● Challenge
Copy out each line that includes the word "ffffff".

● Stored entries

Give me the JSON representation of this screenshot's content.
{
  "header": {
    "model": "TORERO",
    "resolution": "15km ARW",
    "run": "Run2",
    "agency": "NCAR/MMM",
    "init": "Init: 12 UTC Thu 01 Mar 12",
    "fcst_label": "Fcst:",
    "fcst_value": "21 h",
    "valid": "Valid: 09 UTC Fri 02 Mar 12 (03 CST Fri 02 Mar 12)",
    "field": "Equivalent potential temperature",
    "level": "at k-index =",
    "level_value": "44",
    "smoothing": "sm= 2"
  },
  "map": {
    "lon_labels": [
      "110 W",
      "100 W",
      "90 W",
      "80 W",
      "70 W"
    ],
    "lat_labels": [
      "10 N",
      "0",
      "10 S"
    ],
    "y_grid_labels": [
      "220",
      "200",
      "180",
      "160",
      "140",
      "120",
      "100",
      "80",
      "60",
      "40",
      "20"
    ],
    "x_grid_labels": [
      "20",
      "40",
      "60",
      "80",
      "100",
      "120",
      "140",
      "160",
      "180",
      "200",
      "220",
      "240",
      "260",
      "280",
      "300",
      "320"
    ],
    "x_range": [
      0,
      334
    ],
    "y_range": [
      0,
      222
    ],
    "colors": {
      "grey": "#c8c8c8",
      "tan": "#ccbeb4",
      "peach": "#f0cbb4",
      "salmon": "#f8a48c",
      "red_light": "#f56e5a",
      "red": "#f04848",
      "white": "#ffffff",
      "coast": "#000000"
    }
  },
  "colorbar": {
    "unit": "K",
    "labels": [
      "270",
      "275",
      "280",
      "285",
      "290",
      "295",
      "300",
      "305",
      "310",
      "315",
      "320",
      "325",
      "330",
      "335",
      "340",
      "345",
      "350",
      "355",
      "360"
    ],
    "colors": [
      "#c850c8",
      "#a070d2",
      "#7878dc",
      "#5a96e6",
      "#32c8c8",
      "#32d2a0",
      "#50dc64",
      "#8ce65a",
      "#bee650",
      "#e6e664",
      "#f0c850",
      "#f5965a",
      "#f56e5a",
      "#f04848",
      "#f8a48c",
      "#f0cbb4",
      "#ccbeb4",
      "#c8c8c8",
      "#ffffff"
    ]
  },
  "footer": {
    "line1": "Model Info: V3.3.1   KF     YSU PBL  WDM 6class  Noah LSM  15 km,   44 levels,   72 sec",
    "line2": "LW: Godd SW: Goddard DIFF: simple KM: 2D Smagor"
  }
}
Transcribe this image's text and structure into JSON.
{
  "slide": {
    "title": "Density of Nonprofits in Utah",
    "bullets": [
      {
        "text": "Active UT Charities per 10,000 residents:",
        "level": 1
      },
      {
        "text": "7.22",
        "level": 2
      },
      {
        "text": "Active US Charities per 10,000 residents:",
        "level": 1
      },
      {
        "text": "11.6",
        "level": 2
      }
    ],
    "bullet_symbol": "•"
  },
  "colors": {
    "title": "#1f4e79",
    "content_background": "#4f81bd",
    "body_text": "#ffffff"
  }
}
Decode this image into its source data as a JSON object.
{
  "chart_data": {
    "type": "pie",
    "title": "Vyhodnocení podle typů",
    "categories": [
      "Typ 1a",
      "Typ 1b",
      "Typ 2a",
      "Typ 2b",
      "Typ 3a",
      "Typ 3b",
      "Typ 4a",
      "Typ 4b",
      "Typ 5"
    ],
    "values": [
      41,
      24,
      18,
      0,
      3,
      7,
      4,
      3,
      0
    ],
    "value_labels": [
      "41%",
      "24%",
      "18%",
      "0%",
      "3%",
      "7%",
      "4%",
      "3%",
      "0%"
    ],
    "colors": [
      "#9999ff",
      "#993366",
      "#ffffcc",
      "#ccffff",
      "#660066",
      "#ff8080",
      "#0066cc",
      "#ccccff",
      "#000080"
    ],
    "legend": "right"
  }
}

● Task solution
      "white": "#ffffff",
      "#ffffff"
    "body_text": "#ffffff"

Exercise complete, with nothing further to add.